- _Your instructions_
In the entries below, identify every line with the string "Cagayan" and copy it.

——

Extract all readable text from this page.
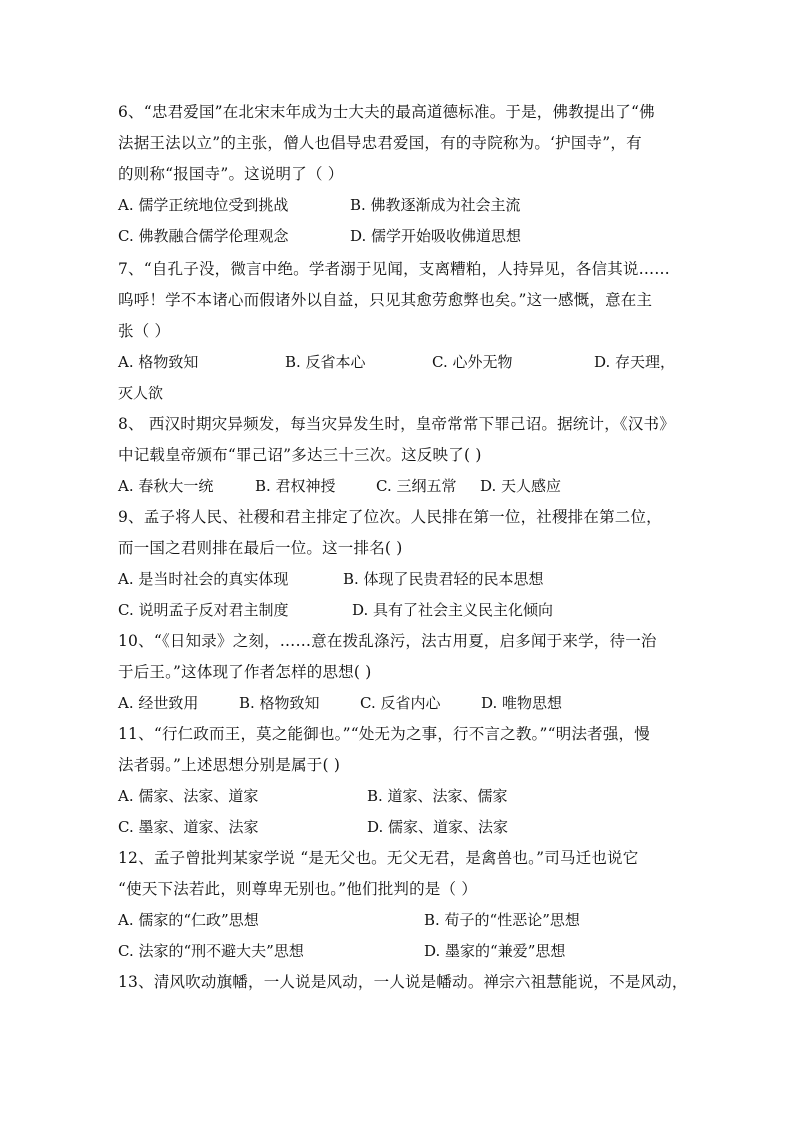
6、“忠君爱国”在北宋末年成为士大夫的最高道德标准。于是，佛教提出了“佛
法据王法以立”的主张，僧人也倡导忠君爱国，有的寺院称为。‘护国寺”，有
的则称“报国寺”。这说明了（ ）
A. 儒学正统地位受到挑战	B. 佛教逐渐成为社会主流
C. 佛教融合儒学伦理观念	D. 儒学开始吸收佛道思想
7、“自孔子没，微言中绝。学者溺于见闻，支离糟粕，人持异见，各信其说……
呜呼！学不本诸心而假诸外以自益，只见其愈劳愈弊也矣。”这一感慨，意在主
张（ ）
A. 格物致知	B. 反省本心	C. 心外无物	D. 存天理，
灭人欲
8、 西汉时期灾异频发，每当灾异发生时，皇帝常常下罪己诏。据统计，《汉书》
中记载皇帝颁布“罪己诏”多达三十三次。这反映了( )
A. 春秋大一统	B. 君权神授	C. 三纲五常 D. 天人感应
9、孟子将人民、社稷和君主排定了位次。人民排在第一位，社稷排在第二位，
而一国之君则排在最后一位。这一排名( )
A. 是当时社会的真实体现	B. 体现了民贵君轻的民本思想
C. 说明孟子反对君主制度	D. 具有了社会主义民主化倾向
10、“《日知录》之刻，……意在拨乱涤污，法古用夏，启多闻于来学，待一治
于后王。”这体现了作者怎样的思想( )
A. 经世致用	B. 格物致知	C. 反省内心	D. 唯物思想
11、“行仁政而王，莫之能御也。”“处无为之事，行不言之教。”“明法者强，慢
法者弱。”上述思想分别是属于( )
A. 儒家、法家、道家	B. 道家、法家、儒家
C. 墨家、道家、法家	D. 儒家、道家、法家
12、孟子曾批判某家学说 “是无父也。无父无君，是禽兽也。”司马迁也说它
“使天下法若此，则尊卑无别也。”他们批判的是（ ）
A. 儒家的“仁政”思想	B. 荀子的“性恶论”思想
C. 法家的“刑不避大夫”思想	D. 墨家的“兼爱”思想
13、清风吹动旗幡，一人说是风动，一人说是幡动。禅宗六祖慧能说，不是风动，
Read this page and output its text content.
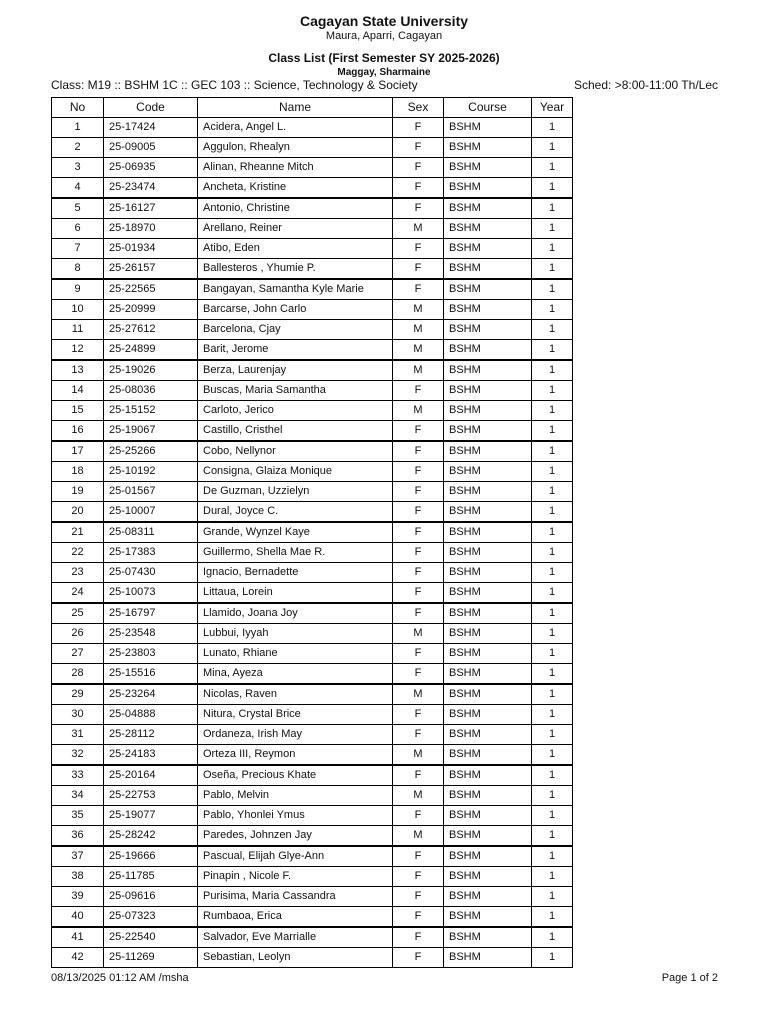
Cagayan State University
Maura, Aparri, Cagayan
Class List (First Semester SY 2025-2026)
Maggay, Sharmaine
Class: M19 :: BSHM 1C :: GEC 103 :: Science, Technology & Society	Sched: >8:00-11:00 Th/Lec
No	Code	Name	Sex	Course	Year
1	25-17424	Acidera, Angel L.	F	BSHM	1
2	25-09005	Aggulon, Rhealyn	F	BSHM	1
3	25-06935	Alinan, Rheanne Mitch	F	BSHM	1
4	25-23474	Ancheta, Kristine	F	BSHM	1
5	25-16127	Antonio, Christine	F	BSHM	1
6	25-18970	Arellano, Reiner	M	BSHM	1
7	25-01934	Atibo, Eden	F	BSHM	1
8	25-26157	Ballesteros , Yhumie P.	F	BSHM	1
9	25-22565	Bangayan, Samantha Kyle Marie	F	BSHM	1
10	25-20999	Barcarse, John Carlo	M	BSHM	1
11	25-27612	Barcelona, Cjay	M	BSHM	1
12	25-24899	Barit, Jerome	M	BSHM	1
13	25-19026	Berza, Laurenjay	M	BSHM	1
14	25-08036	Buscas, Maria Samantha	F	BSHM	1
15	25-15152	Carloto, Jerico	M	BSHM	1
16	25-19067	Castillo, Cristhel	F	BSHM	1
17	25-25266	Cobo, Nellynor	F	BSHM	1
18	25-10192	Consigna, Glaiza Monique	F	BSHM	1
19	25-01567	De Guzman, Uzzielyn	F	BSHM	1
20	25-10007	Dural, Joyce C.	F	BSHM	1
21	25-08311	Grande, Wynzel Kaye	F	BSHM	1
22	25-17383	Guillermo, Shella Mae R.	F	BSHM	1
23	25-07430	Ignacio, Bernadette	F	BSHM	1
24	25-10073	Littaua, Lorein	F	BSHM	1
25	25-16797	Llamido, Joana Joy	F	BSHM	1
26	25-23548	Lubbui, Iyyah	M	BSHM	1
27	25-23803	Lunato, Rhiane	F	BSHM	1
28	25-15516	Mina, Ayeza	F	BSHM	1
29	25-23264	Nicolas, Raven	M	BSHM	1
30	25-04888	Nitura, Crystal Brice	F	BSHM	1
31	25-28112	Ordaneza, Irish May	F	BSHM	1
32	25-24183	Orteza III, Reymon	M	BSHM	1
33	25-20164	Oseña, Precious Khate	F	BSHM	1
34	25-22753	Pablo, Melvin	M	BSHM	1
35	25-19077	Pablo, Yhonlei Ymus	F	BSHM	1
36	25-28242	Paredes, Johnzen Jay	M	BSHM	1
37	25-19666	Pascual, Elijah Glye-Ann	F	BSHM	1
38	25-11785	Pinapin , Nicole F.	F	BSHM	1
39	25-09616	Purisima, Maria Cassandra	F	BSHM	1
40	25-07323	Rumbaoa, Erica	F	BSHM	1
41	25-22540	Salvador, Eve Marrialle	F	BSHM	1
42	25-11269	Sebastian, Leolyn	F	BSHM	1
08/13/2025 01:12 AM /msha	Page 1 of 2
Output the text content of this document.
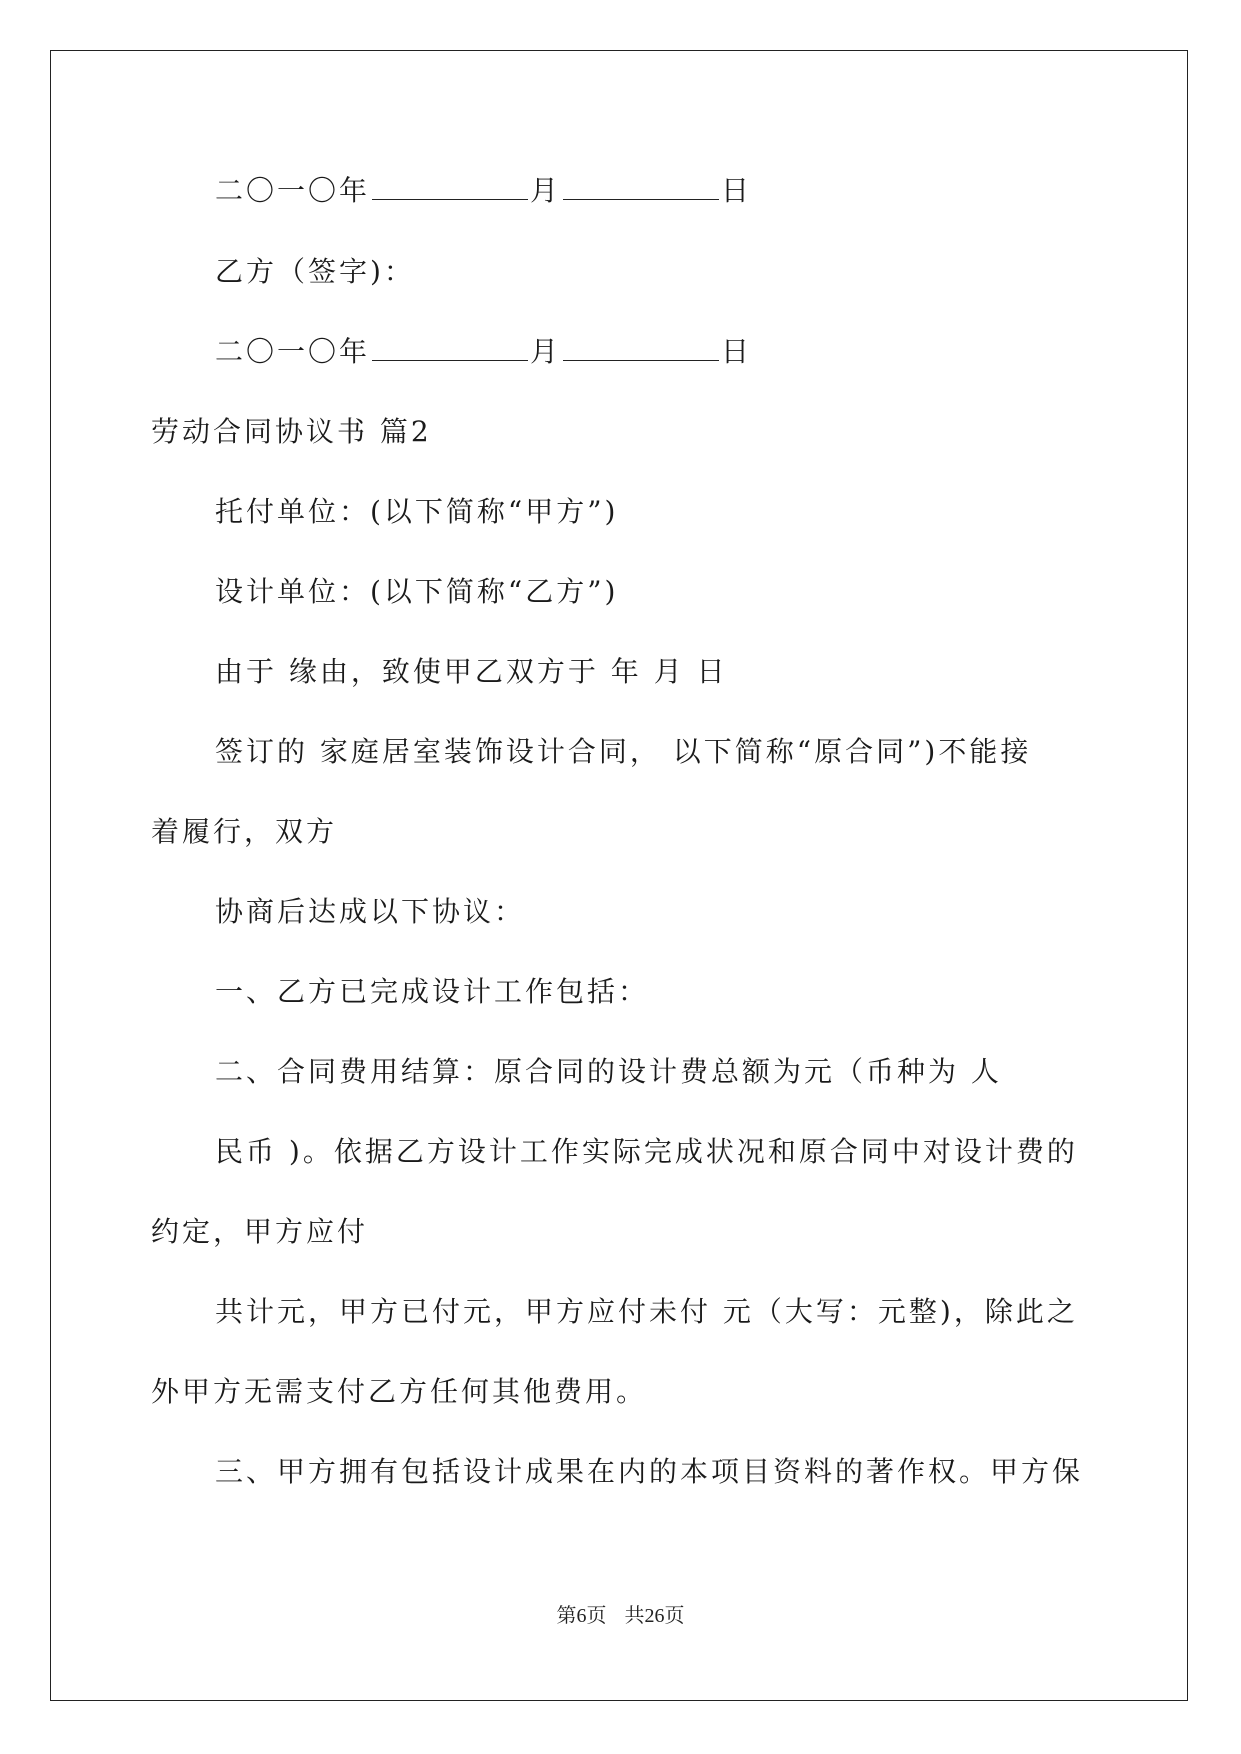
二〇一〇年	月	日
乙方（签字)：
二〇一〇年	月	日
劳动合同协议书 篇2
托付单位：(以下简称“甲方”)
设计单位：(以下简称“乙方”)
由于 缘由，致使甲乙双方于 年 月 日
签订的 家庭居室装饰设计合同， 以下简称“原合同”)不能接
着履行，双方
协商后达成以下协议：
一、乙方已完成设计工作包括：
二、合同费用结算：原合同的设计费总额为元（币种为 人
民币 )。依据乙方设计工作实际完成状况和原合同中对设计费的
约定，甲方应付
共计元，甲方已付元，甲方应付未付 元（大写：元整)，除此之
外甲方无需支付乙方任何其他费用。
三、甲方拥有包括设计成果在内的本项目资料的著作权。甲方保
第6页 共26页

——

- _Solution to this exercise_
Cagayan State University
Maura, Aparri, Cagayan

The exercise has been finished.